=== AIM OF THE TASK ===
Reproduce word for word the passage of the blower-door testing post below, starting with "[You’ll find a" and going on through "entire envelope vs.".

=== PAGE EXTRACT ===
%%
# Alphabet soup: ACH, CFM, ELA, MLR, SF

| Posted in Energy Efficiency and Durability on

[You’ll find a duplicate of this as a comment on an old blog thread
about “how much ventilation”, but obviously that’s not the way to
get it actually seen and commented on.]

Before my retrofit I did a quick-n-dirty volume and surface area
calculation on my relatively simple Cape, and have just redone it
a bit more accurately. I’m now reading up on blower-door testing
because I expect that eventually the place will get one, and the
confusion over which numbers are which, better, meaningful, BS,
etc is *profoundly* irritating. Anybody who comes along talking
about CFM leakage per square foot of *living area* needs to be
shown the door and by that I mean as a prompt exit assisted by my
foot, not the door to mount the blower frame in … then you’ve got
the problem of Equivalent Leakage Area over the entire envelope vs.
MLR which only considers above-grade envelope surface, and for the
latter I would probably want to add in the below-grade area of my
basement bulkhead door to make things more realistically accurate.

By breaking the house into sections — attic, living floors, basement —
I know all my volumes and areas, and derived an easy reference point
that 1 ACH for the whole enclosed space, just shy of 15,000 cubic feet,
would be 248 CFM. That’s regardless of pressure, of course, and that
volume includes interior walls, closets, the volume of the remaining
part of the chimney inside, etc. But what is the “geek with the blower
door” going to say about what any CFM reading actually means in terms
of CFM/sf? How many “square feet” should be considered, and where are
they located?? How does anyone know how much “living” I’d do in my
unfinished basement before deciding whether to include that in any
such figures?
%%
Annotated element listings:
%%
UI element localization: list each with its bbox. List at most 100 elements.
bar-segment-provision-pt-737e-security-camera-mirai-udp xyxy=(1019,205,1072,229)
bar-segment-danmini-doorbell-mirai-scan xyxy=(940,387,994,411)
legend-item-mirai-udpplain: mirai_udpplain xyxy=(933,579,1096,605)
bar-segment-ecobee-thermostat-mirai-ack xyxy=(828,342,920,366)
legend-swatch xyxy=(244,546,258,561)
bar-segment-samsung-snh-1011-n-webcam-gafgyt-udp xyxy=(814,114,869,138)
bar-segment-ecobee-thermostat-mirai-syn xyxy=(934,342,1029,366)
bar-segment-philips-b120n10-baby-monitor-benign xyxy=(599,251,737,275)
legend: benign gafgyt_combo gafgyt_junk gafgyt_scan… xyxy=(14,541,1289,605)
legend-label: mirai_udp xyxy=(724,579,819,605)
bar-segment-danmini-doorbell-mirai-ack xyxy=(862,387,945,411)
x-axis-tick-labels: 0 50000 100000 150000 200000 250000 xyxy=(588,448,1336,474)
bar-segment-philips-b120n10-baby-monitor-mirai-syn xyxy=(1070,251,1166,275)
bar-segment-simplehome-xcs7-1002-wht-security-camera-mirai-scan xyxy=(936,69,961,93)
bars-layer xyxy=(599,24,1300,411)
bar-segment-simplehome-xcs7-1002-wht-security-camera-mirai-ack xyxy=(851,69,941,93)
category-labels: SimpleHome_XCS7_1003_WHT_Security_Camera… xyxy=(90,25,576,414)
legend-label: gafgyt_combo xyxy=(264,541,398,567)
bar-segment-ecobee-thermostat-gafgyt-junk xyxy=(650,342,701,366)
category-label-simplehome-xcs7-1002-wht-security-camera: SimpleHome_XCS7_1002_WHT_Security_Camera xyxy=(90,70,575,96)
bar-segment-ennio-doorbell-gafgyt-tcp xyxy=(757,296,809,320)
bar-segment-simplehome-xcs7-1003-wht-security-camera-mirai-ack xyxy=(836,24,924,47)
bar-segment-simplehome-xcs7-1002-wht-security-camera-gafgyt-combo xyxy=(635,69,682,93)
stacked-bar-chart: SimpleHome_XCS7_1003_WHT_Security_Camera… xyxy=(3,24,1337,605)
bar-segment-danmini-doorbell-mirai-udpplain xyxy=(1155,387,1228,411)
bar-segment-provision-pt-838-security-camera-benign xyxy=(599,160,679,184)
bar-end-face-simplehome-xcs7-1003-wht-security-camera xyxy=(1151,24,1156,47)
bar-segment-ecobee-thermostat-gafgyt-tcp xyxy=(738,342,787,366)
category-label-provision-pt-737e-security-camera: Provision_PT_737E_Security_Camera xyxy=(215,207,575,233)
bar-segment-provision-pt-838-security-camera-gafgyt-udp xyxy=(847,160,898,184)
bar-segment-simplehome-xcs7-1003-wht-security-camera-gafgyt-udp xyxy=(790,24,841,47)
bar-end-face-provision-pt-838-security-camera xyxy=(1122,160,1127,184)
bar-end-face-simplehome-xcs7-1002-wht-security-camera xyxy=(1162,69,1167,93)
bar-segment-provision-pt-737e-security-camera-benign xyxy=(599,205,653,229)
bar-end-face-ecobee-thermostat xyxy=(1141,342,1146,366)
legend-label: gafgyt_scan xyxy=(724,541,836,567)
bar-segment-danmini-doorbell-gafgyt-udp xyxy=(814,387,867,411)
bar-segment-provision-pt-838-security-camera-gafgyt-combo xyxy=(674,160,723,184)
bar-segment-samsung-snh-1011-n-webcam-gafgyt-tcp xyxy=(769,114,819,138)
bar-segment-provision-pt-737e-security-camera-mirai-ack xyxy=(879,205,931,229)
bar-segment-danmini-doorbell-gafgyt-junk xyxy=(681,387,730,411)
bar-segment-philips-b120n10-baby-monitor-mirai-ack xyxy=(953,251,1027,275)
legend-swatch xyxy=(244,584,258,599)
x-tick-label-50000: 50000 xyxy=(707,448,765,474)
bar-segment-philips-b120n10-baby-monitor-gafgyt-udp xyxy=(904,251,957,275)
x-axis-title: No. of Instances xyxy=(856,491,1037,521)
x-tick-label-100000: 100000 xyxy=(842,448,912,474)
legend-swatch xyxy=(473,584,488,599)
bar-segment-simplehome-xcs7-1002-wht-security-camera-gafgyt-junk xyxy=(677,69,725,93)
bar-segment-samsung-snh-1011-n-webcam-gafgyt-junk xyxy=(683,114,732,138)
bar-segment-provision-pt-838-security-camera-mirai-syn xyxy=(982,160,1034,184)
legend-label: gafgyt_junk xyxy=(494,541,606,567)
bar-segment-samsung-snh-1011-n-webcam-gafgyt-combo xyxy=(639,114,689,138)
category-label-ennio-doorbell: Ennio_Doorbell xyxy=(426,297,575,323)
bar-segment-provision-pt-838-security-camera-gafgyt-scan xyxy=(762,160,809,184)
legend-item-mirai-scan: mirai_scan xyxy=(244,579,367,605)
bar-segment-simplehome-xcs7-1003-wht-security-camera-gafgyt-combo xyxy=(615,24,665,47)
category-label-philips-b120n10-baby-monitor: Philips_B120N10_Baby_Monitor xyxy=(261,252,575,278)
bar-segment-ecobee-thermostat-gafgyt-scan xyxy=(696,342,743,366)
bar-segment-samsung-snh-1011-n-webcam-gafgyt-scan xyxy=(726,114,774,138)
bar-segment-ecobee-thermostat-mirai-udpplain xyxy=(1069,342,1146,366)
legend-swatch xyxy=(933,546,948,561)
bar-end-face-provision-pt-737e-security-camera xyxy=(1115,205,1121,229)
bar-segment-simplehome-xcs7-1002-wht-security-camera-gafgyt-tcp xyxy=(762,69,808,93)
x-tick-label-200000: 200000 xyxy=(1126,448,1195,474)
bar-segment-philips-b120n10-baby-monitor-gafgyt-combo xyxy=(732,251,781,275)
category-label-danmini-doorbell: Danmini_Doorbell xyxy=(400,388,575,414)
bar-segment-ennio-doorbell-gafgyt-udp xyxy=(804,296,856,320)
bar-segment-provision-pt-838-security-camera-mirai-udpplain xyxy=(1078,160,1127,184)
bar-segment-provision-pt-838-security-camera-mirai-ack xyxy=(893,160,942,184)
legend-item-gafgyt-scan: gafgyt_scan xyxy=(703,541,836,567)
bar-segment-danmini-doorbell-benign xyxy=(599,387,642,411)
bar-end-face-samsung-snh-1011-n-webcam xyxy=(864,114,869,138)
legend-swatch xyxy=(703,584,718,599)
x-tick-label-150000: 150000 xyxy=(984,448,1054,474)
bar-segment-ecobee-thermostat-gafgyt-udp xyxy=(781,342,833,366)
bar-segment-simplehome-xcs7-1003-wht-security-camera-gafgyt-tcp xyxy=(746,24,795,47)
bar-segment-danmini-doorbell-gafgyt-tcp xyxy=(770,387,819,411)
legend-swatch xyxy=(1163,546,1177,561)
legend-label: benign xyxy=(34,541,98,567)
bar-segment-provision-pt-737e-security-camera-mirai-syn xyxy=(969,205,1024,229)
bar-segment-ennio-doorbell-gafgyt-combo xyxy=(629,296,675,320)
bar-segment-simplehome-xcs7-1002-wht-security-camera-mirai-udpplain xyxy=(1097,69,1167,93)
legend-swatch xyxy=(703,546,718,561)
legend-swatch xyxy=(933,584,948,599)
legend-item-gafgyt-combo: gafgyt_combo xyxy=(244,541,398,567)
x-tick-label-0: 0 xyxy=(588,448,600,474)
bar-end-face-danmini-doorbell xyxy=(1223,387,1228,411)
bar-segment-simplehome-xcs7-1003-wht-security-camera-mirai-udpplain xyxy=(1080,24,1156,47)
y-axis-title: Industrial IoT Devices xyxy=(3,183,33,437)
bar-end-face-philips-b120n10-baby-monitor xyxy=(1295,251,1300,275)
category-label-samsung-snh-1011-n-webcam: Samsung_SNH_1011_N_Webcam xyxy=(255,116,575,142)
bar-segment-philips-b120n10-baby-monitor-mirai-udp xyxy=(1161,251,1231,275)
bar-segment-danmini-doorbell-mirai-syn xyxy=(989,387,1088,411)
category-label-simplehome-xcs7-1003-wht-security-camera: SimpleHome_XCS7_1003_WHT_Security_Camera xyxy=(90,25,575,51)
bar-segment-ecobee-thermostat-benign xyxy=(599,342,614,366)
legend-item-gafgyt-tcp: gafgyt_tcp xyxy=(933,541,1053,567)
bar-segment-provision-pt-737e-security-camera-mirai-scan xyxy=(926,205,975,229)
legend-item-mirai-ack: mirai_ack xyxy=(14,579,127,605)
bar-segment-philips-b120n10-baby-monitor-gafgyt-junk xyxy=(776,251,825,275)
%%
=== RESPONSE FOR THIS EXERCISE ===
[You’ll find a duplicate of this as a comment on an old blog thread
about “how much ventilation”, but obviously that’s not the way to
get it actually seen and commented on.]

Before my retrofit I did a quick-n-dirty volume and surface area
calculation on my relatively simple Cape, and have just redone it
a bit more accurately. I’m now reading up on blower-door testing
because I expect that eventually the place will get one, and the
confusion over which numbers are which, better, meaningful, BS,
etc is *profoundly* irritating. Anybody who comes along talking
about CFM leakage per square foot of *living area* needs to be
shown the door and by that I mean as a prompt exit assisted by my
foot, not the door to mount the blower frame in … then you’ve got
the problem of Equivalent Leakage Area over the entire envelope vs.